• SET EXERCISE:
Write only the number of lines holding the string "campaigns".

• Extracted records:
>> BEGIN

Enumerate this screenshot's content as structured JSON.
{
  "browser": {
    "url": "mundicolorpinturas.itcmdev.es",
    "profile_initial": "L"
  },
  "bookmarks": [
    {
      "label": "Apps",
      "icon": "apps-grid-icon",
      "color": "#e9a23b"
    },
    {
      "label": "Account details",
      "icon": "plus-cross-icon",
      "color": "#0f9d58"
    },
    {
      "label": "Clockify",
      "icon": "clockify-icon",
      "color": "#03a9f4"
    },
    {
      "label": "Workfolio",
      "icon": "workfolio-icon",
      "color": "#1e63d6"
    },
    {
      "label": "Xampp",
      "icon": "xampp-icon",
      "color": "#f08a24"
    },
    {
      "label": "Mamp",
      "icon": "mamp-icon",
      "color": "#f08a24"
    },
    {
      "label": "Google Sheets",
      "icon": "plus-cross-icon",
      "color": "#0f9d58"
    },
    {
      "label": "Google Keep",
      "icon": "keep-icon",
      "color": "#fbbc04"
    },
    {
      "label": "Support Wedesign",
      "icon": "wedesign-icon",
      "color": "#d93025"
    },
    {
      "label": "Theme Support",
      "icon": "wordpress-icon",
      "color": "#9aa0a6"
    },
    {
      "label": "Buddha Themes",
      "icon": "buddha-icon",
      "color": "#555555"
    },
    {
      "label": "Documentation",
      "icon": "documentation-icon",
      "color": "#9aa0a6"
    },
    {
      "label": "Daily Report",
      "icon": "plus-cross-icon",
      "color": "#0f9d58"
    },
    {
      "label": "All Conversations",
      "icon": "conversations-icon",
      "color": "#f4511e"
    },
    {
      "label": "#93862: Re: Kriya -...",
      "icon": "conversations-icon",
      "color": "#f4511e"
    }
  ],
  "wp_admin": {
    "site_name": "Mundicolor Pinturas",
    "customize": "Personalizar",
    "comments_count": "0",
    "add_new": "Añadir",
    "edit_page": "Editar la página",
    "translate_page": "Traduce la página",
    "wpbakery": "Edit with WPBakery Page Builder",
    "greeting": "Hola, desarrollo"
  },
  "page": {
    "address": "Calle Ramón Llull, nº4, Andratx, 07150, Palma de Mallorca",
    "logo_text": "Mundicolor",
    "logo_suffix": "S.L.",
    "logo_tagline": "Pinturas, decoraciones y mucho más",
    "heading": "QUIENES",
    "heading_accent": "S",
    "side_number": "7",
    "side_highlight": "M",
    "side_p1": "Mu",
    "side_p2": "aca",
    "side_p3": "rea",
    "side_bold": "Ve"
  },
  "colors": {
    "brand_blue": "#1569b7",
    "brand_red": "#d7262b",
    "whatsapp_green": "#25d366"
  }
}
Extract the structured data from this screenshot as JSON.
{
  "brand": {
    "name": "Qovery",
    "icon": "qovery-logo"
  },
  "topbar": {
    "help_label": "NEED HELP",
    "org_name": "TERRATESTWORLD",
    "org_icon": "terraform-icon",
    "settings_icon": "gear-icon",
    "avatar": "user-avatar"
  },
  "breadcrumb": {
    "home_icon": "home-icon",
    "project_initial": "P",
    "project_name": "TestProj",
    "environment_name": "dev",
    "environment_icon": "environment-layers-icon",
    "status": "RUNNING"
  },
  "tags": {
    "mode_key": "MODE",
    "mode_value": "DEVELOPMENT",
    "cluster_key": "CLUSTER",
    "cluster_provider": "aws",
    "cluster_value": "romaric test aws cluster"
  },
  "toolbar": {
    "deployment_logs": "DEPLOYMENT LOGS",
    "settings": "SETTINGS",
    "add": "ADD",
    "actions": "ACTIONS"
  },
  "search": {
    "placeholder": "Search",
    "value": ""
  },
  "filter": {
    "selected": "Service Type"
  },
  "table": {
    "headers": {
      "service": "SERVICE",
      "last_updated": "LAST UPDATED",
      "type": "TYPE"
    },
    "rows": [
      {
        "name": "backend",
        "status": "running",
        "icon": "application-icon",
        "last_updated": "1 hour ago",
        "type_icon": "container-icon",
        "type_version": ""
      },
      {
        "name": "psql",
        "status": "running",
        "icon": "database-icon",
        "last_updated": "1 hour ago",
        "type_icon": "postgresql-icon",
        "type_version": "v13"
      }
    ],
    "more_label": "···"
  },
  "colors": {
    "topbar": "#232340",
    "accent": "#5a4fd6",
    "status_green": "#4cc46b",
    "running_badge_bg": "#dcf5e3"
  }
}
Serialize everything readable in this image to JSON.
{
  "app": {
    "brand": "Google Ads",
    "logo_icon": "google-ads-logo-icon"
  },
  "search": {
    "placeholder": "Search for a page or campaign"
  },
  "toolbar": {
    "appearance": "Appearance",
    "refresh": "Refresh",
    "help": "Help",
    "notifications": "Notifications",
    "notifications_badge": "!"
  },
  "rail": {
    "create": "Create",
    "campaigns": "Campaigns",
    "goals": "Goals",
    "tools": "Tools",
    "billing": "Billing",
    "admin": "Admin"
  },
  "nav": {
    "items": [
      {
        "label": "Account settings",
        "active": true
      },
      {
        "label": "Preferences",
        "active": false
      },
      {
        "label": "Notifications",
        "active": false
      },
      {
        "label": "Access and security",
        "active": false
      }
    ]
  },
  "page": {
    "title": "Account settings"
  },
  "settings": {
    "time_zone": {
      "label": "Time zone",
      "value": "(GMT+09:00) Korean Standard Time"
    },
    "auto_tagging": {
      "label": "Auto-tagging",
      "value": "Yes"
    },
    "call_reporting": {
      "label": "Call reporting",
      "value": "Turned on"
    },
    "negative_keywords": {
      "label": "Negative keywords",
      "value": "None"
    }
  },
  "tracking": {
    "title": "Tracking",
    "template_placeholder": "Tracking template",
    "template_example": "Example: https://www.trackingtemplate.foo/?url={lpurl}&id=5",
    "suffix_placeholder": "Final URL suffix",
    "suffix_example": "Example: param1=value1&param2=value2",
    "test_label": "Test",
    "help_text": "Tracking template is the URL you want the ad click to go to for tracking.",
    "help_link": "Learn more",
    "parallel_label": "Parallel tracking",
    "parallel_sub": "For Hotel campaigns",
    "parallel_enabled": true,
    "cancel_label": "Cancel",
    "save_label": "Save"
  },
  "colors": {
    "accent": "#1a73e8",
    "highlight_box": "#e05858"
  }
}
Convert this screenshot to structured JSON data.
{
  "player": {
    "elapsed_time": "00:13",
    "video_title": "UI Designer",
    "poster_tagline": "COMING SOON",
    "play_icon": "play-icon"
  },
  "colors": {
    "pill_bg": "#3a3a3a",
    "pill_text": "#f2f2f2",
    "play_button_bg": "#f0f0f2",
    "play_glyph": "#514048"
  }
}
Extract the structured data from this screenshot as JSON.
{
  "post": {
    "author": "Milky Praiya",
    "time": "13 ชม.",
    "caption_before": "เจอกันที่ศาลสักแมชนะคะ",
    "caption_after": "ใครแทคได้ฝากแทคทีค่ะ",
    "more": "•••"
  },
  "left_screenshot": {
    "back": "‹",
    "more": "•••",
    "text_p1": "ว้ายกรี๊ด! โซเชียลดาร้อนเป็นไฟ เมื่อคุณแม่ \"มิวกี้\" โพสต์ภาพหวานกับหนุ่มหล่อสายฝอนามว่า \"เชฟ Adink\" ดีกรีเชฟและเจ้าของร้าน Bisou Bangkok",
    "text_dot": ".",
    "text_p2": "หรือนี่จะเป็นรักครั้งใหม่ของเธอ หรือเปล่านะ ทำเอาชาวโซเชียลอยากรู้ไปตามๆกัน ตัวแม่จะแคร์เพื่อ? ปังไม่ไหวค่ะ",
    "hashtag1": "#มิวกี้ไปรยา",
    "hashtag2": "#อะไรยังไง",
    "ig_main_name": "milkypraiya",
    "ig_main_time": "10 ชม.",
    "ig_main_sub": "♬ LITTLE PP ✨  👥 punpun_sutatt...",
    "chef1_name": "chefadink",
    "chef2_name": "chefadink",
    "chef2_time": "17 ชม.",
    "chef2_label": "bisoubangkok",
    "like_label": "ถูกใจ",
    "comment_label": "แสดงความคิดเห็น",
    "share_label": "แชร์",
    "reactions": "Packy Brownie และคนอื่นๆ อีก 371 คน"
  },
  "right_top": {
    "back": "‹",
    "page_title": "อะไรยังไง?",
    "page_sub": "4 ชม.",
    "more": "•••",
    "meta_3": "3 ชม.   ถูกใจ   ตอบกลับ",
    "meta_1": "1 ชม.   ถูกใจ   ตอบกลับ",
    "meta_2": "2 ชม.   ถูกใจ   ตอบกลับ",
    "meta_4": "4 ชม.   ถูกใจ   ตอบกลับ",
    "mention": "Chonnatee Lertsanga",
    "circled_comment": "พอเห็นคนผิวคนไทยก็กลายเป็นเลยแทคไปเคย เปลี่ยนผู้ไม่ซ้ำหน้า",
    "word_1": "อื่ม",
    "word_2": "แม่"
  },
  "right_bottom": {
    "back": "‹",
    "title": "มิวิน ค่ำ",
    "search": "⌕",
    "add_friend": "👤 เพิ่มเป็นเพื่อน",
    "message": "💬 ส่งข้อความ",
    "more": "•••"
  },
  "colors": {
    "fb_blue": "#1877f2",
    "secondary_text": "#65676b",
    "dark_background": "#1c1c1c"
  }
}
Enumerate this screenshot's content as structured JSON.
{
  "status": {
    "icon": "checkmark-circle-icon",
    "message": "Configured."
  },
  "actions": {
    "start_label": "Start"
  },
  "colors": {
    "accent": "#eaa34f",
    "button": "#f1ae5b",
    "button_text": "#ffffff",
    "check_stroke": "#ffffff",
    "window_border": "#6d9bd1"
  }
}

>> END

• ANSWER TO THE PROBLEM:
2